**Your goal**
Drop every picture, then transcribe the remaining data exactly.

**Dataset content**
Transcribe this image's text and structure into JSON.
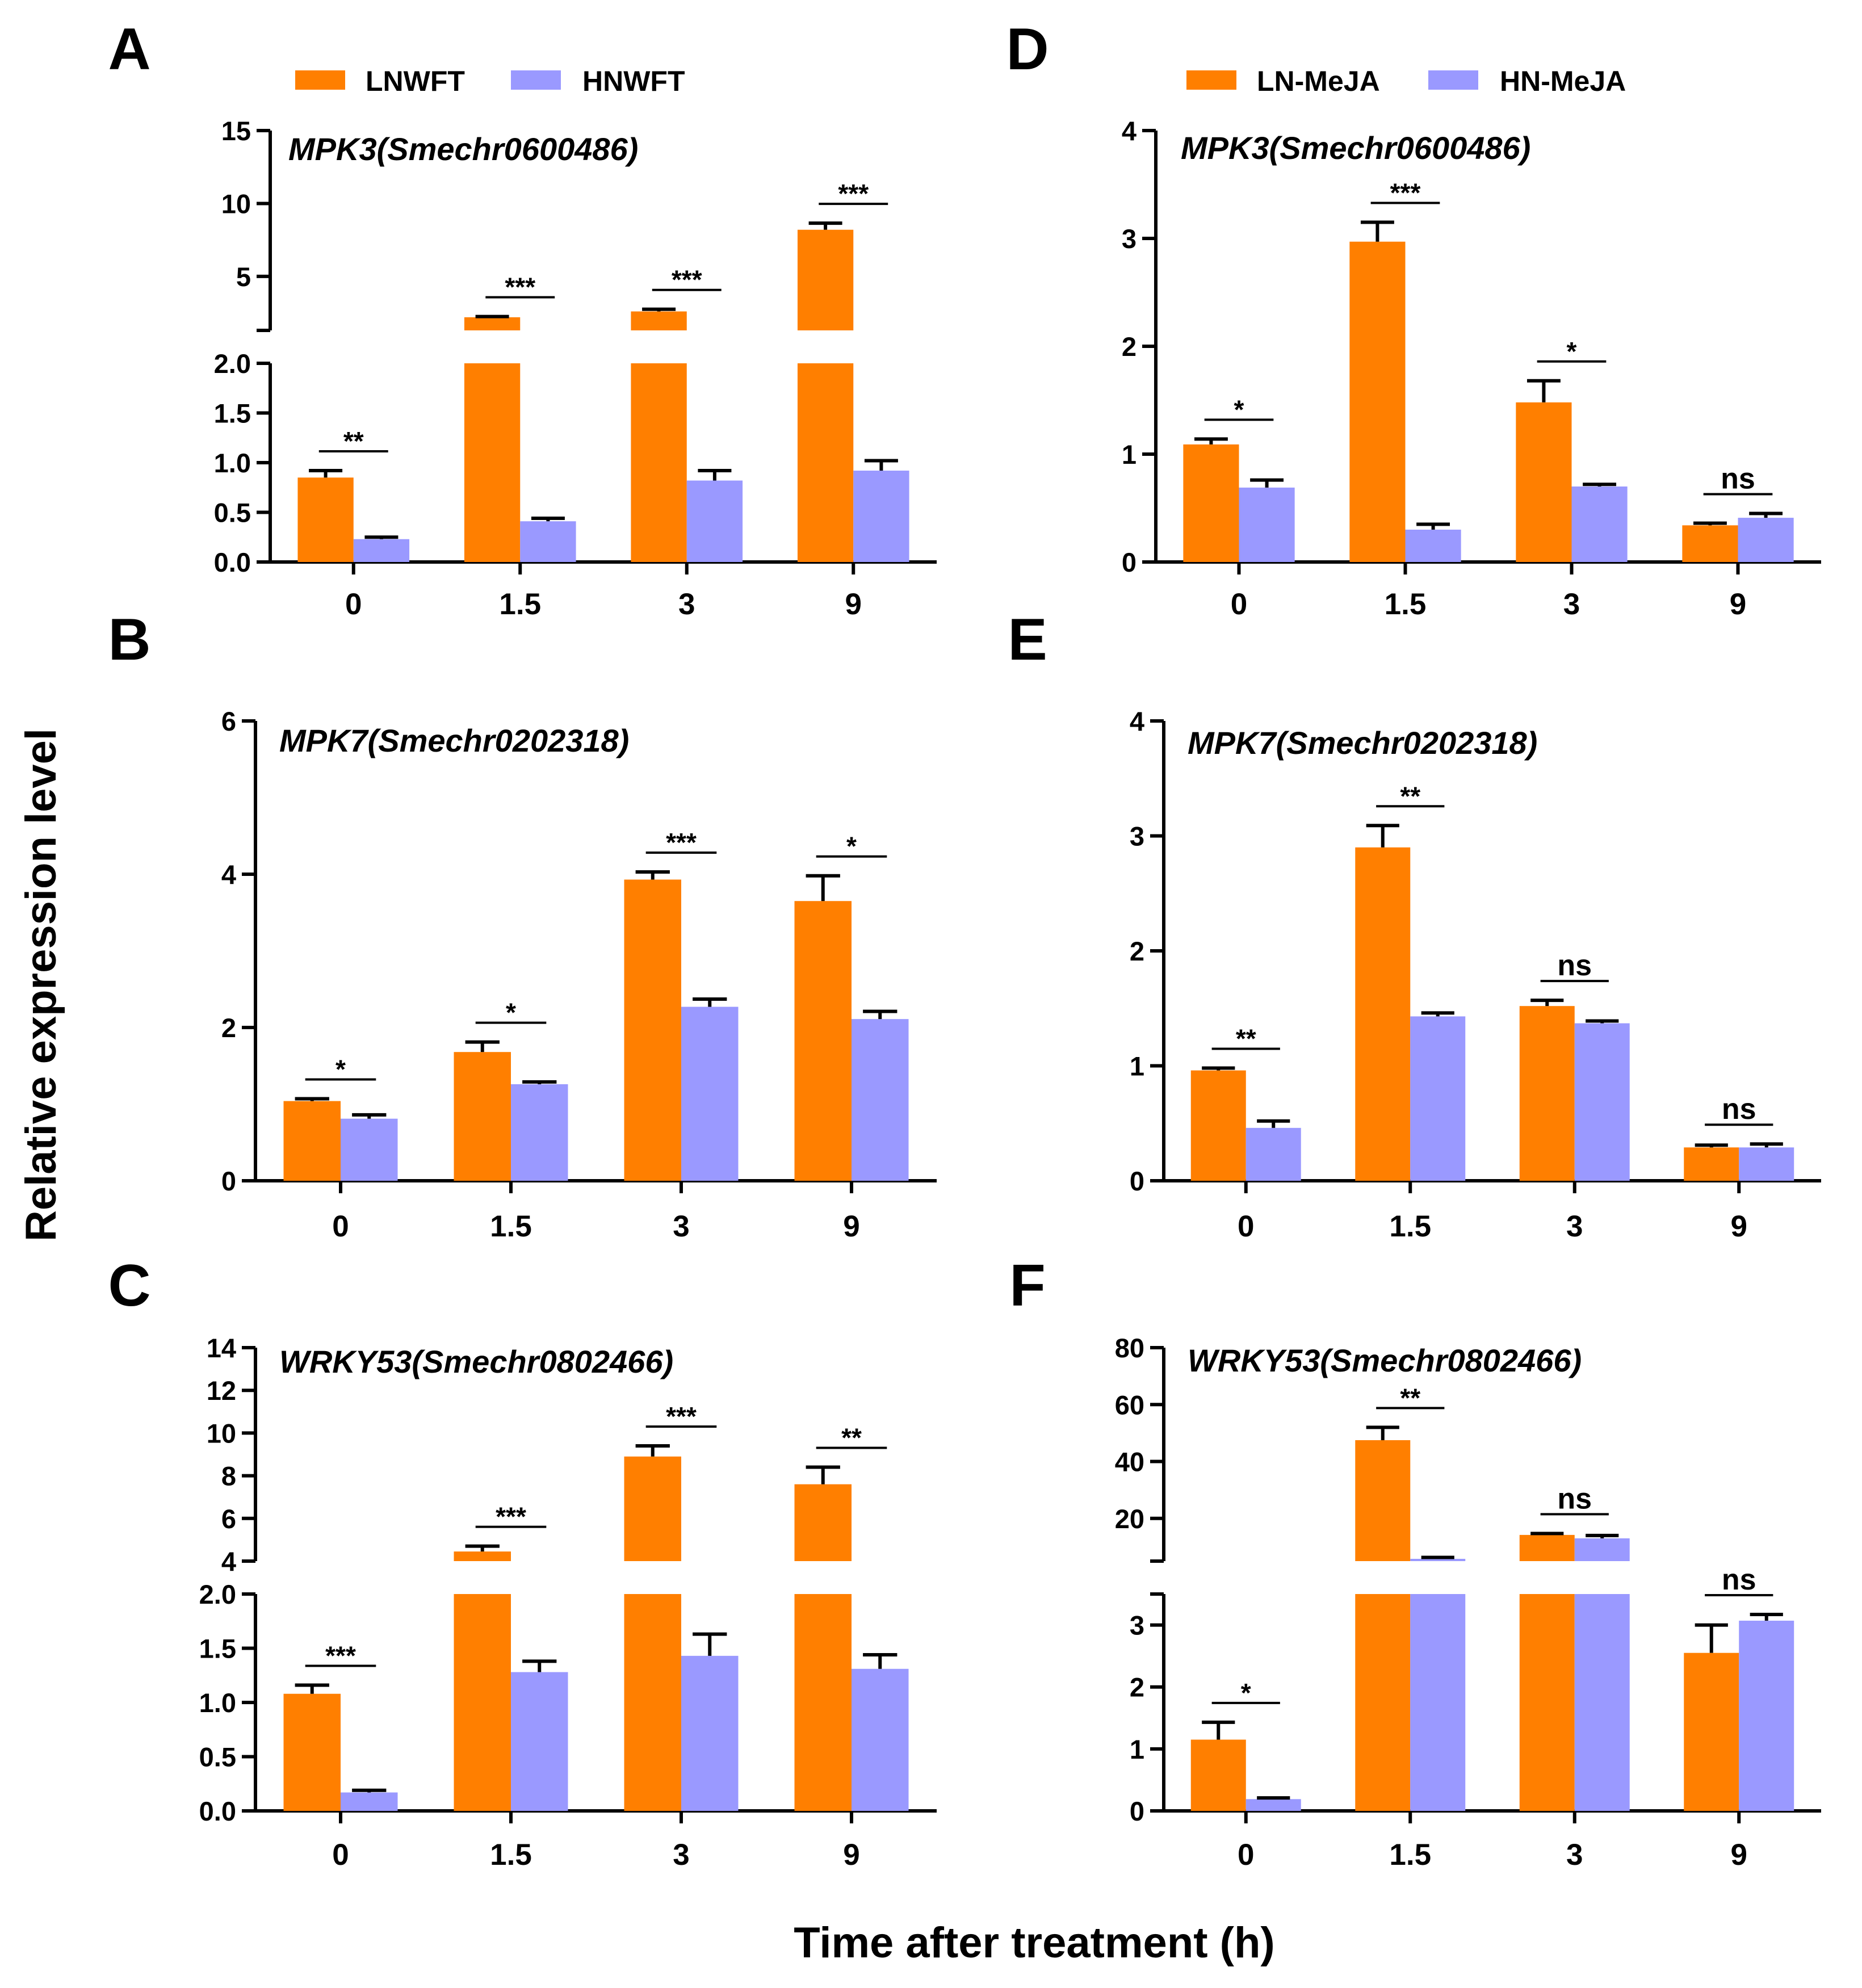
{
  "figure": {
    "ylabel": "Relative expression level",
    "xlabel": "Time after treatment (h)"
  },
  "legends": {
    "left": {
      "series_a": "LNWFT",
      "series_b": "HNWFT"
    },
    "right": {
      "series_a": "LN-MeJA",
      "series_b": "HN-MeJA"
    }
  },
  "colors": {
    "series_a": "#ff7f00",
    "series_b": "#9a99ff",
    "axis": "#000000"
  },
  "chart_data": [
    {
      "id": "A",
      "type": "bar",
      "title": "MPK3(Smechr0600486)",
      "categories": [
        "0",
        "1.5",
        "3",
        "9"
      ],
      "series": [
        {
          "name": "LNWFT",
          "values": [
            0.85,
            2.2,
            2.6,
            8.2
          ],
          "errors": [
            0.07,
            0.05,
            0.15,
            0.45
          ]
        },
        {
          "name": "HNWFT",
          "values": [
            0.23,
            0.41,
            0.82,
            0.92
          ],
          "errors": [
            0.02,
            0.03,
            0.1,
            0.1
          ]
        }
      ],
      "significance": [
        "**",
        "***",
        "***",
        "***"
      ],
      "broken_axis": true,
      "lower": {
        "ylim": [
          0,
          2
        ],
        "ticks": [
          "0.0",
          "0.5",
          "1.0",
          "1.5",
          "2.0"
        ]
      },
      "upper": {
        "ylim": [
          1.3,
          15
        ],
        "ticks": [
          "5",
          "10",
          "15"
        ]
      }
    },
    {
      "id": "B",
      "type": "bar",
      "title": "MPK7(Smechr0202318)",
      "categories": [
        "0",
        "1.5",
        "3",
        "9"
      ],
      "series": [
        {
          "name": "LNWFT",
          "values": [
            1.04,
            1.68,
            3.93,
            3.65
          ],
          "errors": [
            0.03,
            0.13,
            0.1,
            0.33
          ]
        },
        {
          "name": "HNWFT",
          "values": [
            0.81,
            1.26,
            2.27,
            2.11
          ],
          "errors": [
            0.05,
            0.03,
            0.1,
            0.1
          ]
        }
      ],
      "significance": [
        "*",
        "*",
        "***",
        "*"
      ],
      "broken_axis": false,
      "ylim": [
        0,
        6
      ],
      "ticks": [
        "0",
        "2",
        "4",
        "6"
      ]
    },
    {
      "id": "C",
      "type": "bar",
      "title": "WRKY53(Smechr0802466)",
      "categories": [
        "0",
        "1.5",
        "3",
        "9"
      ],
      "series": [
        {
          "name": "LNWFT",
          "values": [
            1.08,
            4.45,
            8.9,
            7.6
          ],
          "errors": [
            0.08,
            0.25,
            0.5,
            0.8
          ]
        },
        {
          "name": "HNWFT",
          "values": [
            0.17,
            1.28,
            1.43,
            1.31
          ],
          "errors": [
            0.02,
            0.1,
            0.2,
            0.13
          ]
        }
      ],
      "significance": [
        "***",
        "***",
        "***",
        "**"
      ],
      "broken_axis": true,
      "lower": {
        "ylim": [
          0,
          2
        ],
        "ticks": [
          "0.0",
          "0.5",
          "1.0",
          "1.5",
          "2.0"
        ]
      },
      "upper": {
        "ylim": [
          4,
          14
        ],
        "ticks": [
          "4",
          "6",
          "8",
          "10",
          "12",
          "14"
        ]
      }
    },
    {
      "id": "D",
      "type": "bar",
      "title": "MPK3(Smechr0600486)",
      "categories": [
        "0",
        "1.5",
        "3",
        "9"
      ],
      "series": [
        {
          "name": "LN-MeJA",
          "values": [
            1.09,
            2.97,
            1.48,
            0.34
          ],
          "errors": [
            0.05,
            0.18,
            0.2,
            0.02
          ]
        },
        {
          "name": "HN-MeJA",
          "values": [
            0.69,
            0.3,
            0.7,
            0.41
          ],
          "errors": [
            0.07,
            0.05,
            0.02,
            0.04
          ]
        }
      ],
      "significance": [
        "*",
        "***",
        "*",
        "ns"
      ],
      "broken_axis": false,
      "ylim": [
        0,
        4
      ],
      "ticks": [
        "0",
        "1",
        "2",
        "3",
        "4"
      ]
    },
    {
      "id": "E",
      "type": "bar",
      "title": "MPK7(Smechr0202318)",
      "categories": [
        "0",
        "1.5",
        "3",
        "9"
      ],
      "series": [
        {
          "name": "LN-MeJA",
          "values": [
            0.96,
            2.9,
            1.52,
            0.29
          ],
          "errors": [
            0.02,
            0.19,
            0.05,
            0.02
          ]
        },
        {
          "name": "HN-MeJA",
          "values": [
            0.46,
            1.43,
            1.37,
            0.29
          ],
          "errors": [
            0.06,
            0.03,
            0.02,
            0.03
          ]
        }
      ],
      "significance": [
        "**",
        "**",
        "ns",
        "ns"
      ],
      "broken_axis": false,
      "ylim": [
        0,
        4
      ],
      "ticks": [
        "0",
        "1",
        "2",
        "3",
        "4"
      ]
    },
    {
      "id": "F",
      "type": "bar",
      "title": "WRKY53(Smechr0802466)",
      "categories": [
        "0",
        "1.5",
        "3",
        "9"
      ],
      "series": [
        {
          "name": "LN-MeJA",
          "values": [
            1.15,
            47.5,
            14.2,
            2.55
          ],
          "errors": [
            0.28,
            4.5,
            0.5,
            0.45
          ]
        },
        {
          "name": "HN-MeJA",
          "values": [
            0.19,
            5.8,
            13.0,
            3.07
          ],
          "errors": [
            0.02,
            0.5,
            1.0,
            0.1
          ]
        }
      ],
      "significance": [
        "*",
        "**",
        "ns",
        "ns"
      ],
      "broken_axis": true,
      "lower": {
        "ylim": [
          0,
          3.5
        ],
        "ticks": [
          "0",
          "1",
          "2",
          "3"
        ]
      },
      "upper": {
        "ylim": [
          5,
          80
        ],
        "ticks": [
          "20",
          "40",
          "60",
          "80"
        ]
      }
    }
  ]
}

**Task response**
Transcribe this image's text and structure into JSON.
{
  "figure": {
    "ylabel": "Relative expression level",
    "xlabel": "Time after treatment (h)"
  },
  "legends": {
    "left": {
      "series_a": "LNWFT",
      "series_b": "HNWFT"
    },
    "right": {
      "series_a": "LN-MeJA",
      "series_b": "HN-MeJA"
    }
  },
  "colors": {
    "series_a": "#ff7f00",
    "series_b": "#9a99ff",
    "axis": "#000000"
  },
  "chart_data": [
    {
      "id": "A",
      "type": "bar",
      "title": "MPK3(Smechr0600486)",
      "categories": [
        "0",
        "1.5",
        "3",
        "9"
      ],
      "series": [
        {
          "name": "LNWFT",
          "values": [
            0.85,
            2.2,
            2.6,
            8.2
          ],
          "errors": [
            0.07,
            0.05,
            0.15,
            0.45
          ]
        },
        {
          "name": "HNWFT",
          "values": [
            0.23,
            0.41,
            0.82,
            0.92
          ],
          "errors": [
            0.02,
            0.03,
            0.1,
            0.1
          ]
        }
      ],
      "significance": [
        "**",
        "***",
        "***",
        "***"
      ],
      "broken_axis": true,
      "lower": {
        "ylim": [
          0,
          2
        ],
        "ticks": [
          "0.0",
          "0.5",
          "1.0",
          "1.5",
          "2.0"
        ]
      },
      "upper": {
        "ylim": [
          1.3,
          15
        ],
        "ticks": [
          "5",
          "10",
          "15"
        ]
      }
    },
    {
      "id": "B",
      "type": "bar",
      "title": "MPK7(Smechr0202318)",
      "categories": [
        "0",
        "1.5",
        "3",
        "9"
      ],
      "series": [
        {
          "name": "LNWFT",
          "values": [
            1.04,
            1.68,
            3.93,
            3.65
          ],
          "errors": [
            0.03,
            0.13,
            0.1,
            0.33
          ]
        },
        {
          "name": "HNWFT",
          "values": [
            0.81,
            1.26,
            2.27,
            2.11
          ],
          "errors": [
            0.05,
            0.03,
            0.1,
            0.1
          ]
        }
      ],
      "significance": [
        "*",
        "*",
        "***",
        "*"
      ],
      "broken_axis": false,
      "ylim": [
        0,
        6
      ],
      "ticks": [
        "0",
        "2",
        "4",
        "6"
      ]
    },
    {
      "id": "C",
      "type": "bar",
      "title": "WRKY53(Smechr0802466)",
      "categories": [
        "0",
        "1.5",
        "3",
        "9"
      ],
      "series": [
        {
          "name": "LNWFT",
          "values": [
            1.08,
            4.45,
            8.9,
            7.6
          ],
          "errors": [
            0.08,
            0.25,
            0.5,
            0.8
          ]
        },
        {
          "name": "HNWFT",
          "values": [
            0.17,
            1.28,
            1.43,
            1.31
          ],
          "errors": [
            0.02,
            0.1,
            0.2,
            0.13
          ]
        }
      ],
      "significance": [
        "***",
        "***",
        "***",
        "**"
      ],
      "broken_axis": true,
      "lower": {
        "ylim": [
          0,
          2
        ],
        "ticks": [
          "0.0",
          "0.5",
          "1.0",
          "1.5",
          "2.0"
        ]
      },
      "upper": {
        "ylim": [
          4,
          14
        ],
        "ticks": [
          "4",
          "6",
          "8",
          "10",
          "12",
          "14"
        ]
      }
    },
    {
      "id": "D",
      "type": "bar",
      "title": "MPK3(Smechr0600486)",
      "categories": [
        "0",
        "1.5",
        "3",
        "9"
      ],
      "series": [
        {
          "name": "LN-MeJA",
          "values": [
            1.09,
            2.97,
            1.48,
            0.34
          ],
          "errors": [
            0.05,
            0.18,
            0.2,
            0.02
          ]
        },
        {
          "name": "HN-MeJA",
          "values": [
            0.69,
            0.3,
            0.7,
            0.41
          ],
          "errors": [
            0.07,
            0.05,
            0.02,
            0.04
          ]
        }
      ],
      "significance": [
        "*",
        "***",
        "*",
        "ns"
      ],
      "broken_axis": false,
      "ylim": [
        0,
        4
      ],
      "ticks": [
        "0",
        "1",
        "2",
        "3",
        "4"
      ]
    },
    {
      "id": "E",
      "type": "bar",
      "title": "MPK7(Smechr0202318)",
      "categories": [
        "0",
        "1.5",
        "3",
        "9"
      ],
      "series": [
        {
          "name": "LN-MeJA",
          "values": [
            0.96,
            2.9,
            1.52,
            0.29
          ],
          "errors": [
            0.02,
            0.19,
            0.05,
            0.02
          ]
        },
        {
          "name": "HN-MeJA",
          "values": [
            0.46,
            1.43,
            1.37,
            0.29
          ],
          "errors": [
            0.06,
            0.03,
            0.02,
            0.03
          ]
        }
      ],
      "significance": [
        "**",
        "**",
        "ns",
        "ns"
      ],
      "broken_axis": false,
      "ylim": [
        0,
        4
      ],
      "ticks": [
        "0",
        "1",
        "2",
        "3",
        "4"
      ]
    },
    {
      "id": "F",
      "type": "bar",
      "title": "WRKY53(Smechr0802466)",
      "categories": [
        "0",
        "1.5",
        "3",
        "9"
      ],
      "series": [
        {
          "name": "LN-MeJA",
          "values": [
            1.15,
            47.5,
            14.2,
            2.55
          ],
          "errors": [
            0.28,
            4.5,
            0.5,
            0.45
          ]
        },
        {
          "name": "HN-MeJA",
          "values": [
            0.19,
            5.8,
            13.0,
            3.07
          ],
          "errors": [
            0.02,
            0.5,
            1.0,
            0.1
          ]
        }
      ],
      "significance": [
        "*",
        "**",
        "ns",
        "ns"
      ],
      "broken_axis": true,
      "lower": {
        "ylim": [
          0,
          3.5
        ],
        "ticks": [
          "0",
          "1",
          "2",
          "3"
        ]
      },
      "upper": {
        "ylim": [
          5,
          80
        ],
        "ticks": [
          "20",
          "40",
          "60",
          "80"
        ]
      }
    }
  ]
}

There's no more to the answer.